SHORT EXERCISE:
Compile every line that includes the word "reservation".

>> START

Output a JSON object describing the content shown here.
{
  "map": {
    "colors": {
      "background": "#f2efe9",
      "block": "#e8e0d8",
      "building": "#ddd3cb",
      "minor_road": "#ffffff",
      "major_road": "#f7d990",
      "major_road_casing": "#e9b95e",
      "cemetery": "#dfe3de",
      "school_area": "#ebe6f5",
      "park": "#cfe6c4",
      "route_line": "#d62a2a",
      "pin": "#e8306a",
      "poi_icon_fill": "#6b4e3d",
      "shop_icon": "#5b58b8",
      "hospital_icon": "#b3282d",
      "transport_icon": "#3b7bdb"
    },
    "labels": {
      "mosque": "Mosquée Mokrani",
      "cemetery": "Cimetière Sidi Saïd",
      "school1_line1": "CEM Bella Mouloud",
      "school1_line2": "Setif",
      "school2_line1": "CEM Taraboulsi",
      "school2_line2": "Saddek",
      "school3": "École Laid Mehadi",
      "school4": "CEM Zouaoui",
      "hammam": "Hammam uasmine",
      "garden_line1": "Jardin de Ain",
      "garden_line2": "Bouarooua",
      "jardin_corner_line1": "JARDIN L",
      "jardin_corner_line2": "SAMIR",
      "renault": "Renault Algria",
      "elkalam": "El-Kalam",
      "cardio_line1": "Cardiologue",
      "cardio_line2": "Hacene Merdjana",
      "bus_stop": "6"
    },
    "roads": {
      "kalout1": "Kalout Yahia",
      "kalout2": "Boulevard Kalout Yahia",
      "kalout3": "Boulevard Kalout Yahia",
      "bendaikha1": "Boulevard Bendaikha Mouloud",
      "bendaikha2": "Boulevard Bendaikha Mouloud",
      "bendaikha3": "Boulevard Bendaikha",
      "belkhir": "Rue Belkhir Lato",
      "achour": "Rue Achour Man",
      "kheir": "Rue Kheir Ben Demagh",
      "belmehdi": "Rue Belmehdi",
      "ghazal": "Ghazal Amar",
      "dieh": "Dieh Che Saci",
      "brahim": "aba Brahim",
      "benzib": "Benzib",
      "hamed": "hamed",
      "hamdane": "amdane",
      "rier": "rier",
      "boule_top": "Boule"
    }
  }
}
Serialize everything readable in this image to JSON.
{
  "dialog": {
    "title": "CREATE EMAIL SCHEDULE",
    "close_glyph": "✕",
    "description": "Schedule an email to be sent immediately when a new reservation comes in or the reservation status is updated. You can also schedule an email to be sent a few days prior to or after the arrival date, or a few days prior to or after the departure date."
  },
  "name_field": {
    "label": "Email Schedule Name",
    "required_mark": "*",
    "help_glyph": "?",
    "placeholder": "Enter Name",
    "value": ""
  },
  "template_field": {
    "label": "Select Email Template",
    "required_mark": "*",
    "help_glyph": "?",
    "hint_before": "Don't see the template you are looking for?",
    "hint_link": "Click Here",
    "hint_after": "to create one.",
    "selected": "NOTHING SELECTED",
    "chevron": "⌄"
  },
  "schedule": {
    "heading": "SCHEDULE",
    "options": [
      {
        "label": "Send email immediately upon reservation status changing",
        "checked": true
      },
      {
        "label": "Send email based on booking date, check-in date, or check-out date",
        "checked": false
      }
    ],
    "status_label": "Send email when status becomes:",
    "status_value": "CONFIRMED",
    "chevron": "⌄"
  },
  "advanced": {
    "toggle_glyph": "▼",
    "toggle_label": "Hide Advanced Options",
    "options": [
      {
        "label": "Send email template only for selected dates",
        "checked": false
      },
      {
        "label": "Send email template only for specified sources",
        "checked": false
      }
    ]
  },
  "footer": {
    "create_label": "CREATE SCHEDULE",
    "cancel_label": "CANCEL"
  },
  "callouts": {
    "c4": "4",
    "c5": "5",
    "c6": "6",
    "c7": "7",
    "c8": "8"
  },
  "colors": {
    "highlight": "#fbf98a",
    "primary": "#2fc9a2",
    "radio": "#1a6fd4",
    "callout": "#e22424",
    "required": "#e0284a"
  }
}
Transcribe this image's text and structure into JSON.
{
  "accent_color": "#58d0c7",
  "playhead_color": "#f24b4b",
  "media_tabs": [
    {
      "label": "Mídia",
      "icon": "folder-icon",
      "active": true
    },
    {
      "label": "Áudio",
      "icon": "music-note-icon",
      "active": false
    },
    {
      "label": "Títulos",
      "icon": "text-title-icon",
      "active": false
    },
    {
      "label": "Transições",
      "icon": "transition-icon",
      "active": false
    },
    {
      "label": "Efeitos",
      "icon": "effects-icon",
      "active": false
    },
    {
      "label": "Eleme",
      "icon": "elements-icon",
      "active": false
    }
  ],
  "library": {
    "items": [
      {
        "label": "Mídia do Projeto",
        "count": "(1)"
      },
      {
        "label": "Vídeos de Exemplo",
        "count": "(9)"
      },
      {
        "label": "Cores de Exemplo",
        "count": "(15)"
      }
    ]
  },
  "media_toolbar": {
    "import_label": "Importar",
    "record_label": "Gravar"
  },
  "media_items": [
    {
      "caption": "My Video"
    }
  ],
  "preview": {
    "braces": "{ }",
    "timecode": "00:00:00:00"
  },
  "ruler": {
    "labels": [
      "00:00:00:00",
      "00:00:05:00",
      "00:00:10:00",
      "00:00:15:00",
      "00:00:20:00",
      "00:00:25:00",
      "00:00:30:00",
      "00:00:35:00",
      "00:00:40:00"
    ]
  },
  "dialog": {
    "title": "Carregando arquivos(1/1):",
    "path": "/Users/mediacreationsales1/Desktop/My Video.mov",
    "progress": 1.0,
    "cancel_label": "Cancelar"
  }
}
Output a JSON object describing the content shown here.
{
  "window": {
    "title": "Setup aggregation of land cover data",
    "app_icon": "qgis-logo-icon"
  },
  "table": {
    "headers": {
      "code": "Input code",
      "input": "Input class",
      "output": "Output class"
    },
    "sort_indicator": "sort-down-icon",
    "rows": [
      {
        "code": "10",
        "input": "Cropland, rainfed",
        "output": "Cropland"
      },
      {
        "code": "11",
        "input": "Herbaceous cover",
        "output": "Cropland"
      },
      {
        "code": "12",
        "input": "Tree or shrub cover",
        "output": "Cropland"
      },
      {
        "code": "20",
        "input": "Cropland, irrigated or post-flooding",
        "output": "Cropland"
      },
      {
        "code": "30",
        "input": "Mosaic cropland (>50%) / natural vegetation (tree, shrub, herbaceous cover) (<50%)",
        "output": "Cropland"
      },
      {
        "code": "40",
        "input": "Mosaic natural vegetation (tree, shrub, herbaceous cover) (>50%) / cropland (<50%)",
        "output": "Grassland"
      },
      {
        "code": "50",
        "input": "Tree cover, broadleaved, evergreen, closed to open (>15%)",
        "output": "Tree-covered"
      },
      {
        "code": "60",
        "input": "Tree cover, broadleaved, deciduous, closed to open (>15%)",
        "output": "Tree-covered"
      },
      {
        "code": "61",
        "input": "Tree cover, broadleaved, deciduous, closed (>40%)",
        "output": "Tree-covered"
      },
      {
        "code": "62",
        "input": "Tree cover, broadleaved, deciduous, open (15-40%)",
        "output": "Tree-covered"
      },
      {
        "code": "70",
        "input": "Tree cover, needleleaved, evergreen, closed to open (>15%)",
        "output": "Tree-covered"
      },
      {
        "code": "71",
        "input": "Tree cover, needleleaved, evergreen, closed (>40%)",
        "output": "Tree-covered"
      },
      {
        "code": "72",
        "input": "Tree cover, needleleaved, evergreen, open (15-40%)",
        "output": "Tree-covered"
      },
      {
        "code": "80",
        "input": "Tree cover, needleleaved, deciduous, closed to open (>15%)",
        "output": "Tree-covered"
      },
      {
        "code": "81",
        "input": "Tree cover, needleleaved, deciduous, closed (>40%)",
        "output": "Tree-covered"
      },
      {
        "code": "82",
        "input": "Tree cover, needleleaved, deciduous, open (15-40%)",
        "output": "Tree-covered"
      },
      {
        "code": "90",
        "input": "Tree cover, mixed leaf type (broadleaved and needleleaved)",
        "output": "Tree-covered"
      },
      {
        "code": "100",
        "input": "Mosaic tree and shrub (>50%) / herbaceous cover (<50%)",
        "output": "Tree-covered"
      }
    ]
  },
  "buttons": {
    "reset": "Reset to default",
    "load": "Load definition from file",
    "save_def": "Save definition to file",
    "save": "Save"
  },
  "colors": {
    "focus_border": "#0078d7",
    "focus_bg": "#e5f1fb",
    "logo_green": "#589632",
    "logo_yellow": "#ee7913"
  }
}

>> END

WORKED ANSWER:
    "description": "Schedule an email to be sent immediately when a new reservation comes in or the reservation status is updated. You can also schedule an email to be sent a few days prior to or after the arrival date, or a few days prior to or after the departure date."
        "label": "Send email immediately upon reservation status changing",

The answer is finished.